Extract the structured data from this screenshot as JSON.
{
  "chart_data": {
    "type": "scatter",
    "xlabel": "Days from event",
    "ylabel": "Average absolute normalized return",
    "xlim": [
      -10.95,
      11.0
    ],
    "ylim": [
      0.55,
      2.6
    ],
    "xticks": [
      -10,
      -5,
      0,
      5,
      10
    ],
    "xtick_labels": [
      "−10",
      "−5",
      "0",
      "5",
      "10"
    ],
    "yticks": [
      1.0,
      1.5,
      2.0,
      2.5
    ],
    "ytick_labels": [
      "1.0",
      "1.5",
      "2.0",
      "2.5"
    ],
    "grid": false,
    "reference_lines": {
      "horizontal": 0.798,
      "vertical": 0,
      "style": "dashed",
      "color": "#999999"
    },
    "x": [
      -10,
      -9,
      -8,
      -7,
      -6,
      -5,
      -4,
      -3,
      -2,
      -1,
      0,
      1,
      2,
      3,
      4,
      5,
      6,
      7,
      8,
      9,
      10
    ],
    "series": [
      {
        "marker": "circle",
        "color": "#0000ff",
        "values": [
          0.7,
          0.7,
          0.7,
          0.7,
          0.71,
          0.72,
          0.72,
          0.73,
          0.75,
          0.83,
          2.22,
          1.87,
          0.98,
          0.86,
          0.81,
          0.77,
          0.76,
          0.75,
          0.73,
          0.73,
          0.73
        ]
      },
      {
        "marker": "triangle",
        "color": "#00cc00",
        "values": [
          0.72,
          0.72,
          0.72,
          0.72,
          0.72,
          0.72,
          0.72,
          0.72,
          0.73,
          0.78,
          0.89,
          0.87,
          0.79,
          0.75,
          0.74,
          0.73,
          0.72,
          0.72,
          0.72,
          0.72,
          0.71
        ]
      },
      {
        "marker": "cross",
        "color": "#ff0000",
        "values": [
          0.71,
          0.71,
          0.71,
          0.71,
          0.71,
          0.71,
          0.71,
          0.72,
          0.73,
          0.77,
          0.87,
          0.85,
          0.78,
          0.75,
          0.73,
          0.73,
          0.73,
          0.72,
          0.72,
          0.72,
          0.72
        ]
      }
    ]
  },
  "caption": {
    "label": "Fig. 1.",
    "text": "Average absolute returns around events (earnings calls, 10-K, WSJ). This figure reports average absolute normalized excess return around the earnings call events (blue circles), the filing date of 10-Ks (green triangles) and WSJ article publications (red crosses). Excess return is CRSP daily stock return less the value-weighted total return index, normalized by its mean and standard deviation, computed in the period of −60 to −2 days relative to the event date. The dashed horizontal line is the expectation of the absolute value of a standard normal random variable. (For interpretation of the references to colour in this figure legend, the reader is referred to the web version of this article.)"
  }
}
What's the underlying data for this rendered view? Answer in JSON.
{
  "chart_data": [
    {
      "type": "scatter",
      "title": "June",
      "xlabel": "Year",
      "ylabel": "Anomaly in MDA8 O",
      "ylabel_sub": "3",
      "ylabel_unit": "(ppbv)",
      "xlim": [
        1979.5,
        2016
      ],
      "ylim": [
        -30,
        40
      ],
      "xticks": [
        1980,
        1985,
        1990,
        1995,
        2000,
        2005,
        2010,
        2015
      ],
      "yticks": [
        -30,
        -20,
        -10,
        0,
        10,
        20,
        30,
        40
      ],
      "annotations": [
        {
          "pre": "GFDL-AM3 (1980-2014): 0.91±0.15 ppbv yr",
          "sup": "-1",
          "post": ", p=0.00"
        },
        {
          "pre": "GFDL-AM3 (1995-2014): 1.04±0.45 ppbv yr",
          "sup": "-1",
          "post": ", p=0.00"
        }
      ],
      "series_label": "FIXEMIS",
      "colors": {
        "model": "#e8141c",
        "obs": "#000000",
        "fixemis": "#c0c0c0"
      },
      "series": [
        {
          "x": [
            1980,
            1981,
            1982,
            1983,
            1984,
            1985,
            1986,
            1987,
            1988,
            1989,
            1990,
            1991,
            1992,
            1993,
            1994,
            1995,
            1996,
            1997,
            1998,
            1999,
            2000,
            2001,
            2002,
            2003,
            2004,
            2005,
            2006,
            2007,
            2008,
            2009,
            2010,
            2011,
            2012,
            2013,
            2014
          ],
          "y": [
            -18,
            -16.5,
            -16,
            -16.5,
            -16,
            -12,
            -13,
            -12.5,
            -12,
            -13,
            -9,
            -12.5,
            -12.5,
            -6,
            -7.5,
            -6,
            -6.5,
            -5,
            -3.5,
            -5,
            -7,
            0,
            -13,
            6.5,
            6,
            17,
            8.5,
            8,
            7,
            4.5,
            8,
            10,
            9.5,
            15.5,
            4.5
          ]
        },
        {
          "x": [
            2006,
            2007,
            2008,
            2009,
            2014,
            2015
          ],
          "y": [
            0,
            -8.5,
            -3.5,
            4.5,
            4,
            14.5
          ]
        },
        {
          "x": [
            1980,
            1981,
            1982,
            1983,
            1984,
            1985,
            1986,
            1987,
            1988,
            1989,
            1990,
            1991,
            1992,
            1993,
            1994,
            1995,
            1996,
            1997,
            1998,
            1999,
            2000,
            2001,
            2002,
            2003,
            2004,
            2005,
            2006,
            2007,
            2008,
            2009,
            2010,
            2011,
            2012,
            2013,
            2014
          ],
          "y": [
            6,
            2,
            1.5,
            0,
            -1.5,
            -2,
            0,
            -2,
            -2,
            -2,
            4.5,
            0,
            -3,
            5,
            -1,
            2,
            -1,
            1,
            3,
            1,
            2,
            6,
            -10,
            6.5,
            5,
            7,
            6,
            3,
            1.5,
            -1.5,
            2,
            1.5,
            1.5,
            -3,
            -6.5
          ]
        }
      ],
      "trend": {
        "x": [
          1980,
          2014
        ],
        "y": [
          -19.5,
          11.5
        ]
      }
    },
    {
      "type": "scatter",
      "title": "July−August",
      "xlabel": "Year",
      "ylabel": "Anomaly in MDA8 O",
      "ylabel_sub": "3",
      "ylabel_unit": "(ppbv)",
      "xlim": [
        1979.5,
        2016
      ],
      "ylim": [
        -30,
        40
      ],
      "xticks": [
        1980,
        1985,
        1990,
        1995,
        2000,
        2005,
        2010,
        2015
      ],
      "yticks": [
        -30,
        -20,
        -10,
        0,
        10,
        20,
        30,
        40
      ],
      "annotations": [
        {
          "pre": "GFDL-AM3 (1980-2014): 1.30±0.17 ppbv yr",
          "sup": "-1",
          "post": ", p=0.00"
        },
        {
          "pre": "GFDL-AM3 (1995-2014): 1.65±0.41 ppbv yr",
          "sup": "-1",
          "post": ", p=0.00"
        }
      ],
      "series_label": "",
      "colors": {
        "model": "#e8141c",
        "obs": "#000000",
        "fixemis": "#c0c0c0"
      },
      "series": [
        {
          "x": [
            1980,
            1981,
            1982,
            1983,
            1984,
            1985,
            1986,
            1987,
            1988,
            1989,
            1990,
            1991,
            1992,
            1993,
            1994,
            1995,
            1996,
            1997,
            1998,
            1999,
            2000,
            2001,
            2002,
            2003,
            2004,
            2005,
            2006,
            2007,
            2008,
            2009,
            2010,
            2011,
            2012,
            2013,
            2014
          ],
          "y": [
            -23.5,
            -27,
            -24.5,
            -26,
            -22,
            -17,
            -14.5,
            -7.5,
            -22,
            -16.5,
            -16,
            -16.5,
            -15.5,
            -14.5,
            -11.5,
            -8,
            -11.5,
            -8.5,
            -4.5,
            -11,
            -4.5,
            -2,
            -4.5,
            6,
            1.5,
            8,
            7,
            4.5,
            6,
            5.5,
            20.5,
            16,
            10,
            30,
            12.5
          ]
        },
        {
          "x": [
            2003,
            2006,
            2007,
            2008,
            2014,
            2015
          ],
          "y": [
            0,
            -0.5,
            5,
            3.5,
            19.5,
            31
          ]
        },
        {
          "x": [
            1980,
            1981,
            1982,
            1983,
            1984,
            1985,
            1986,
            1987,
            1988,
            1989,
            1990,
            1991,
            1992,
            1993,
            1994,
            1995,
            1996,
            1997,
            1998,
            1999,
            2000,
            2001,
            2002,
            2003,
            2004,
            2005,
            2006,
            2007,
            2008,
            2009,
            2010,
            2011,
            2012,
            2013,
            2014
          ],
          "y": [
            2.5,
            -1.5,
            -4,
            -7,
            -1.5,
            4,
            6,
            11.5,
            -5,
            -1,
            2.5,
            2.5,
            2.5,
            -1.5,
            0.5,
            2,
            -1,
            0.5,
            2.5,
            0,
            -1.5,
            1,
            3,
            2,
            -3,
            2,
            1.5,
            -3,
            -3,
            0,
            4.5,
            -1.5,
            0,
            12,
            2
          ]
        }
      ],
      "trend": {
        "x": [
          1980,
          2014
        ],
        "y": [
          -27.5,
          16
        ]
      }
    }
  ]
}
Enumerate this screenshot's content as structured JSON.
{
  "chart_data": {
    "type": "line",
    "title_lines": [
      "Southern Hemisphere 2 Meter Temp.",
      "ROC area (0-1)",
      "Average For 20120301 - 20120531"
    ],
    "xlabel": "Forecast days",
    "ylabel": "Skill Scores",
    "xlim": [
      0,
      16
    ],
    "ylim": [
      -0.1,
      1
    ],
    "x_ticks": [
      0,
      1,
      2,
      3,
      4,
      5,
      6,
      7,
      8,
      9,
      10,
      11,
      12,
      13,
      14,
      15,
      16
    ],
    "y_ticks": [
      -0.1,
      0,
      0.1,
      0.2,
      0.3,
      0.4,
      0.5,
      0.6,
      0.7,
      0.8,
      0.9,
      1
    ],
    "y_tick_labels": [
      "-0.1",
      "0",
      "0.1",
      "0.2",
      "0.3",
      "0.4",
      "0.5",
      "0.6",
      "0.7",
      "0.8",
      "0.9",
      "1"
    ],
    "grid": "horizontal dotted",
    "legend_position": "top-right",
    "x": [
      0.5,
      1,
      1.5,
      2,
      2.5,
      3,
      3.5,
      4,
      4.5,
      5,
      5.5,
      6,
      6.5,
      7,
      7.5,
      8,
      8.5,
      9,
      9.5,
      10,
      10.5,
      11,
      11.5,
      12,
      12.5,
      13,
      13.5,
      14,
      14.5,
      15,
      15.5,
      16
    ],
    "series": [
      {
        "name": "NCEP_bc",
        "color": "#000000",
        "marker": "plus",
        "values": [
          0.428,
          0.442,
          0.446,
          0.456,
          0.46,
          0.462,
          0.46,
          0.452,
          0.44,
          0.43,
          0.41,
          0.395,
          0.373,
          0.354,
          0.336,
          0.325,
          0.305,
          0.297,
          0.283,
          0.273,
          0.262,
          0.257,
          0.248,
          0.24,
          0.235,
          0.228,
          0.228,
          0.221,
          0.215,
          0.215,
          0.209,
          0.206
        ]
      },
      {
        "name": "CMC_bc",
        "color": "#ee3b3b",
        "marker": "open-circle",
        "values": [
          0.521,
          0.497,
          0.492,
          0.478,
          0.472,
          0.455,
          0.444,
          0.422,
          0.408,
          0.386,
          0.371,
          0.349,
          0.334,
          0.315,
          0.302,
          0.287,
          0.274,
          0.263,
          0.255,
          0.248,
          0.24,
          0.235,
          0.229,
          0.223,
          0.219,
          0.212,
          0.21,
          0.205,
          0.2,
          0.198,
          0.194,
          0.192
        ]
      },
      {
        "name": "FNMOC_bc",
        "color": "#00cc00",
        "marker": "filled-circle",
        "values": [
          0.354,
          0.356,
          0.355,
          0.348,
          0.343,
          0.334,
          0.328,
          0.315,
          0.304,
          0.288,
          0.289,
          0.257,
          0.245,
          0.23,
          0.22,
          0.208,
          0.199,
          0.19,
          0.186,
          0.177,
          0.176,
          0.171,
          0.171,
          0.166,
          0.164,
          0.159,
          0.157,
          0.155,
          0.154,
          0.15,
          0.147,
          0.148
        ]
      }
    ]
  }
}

-- Goal of the exercise --
Locate each line containing the string "horizontal" and show it.

-- Right answer --
      "horizontal": 0.798,
    "text": "Average absolute returns around events (earnings calls, 10-K, WSJ). This figure reports average absolute normalized excess return around the earnings call events (blue circles), the filing date of 10-Ks (green triangles) and WSJ article publications (red crosses). Excess return is CRSP daily stock return less the value-weighted total return index, normalized by its mean and standard deviation, computed in the period of −60 to −2 days relative to the event date. The dashed horizontal line is the expectation of the absolute value of a standard normal random variable. (For interpretation of the references to colour in this figure legend, the reader is referred to the web version of this article.)"
    "grid": "horizontal dotted",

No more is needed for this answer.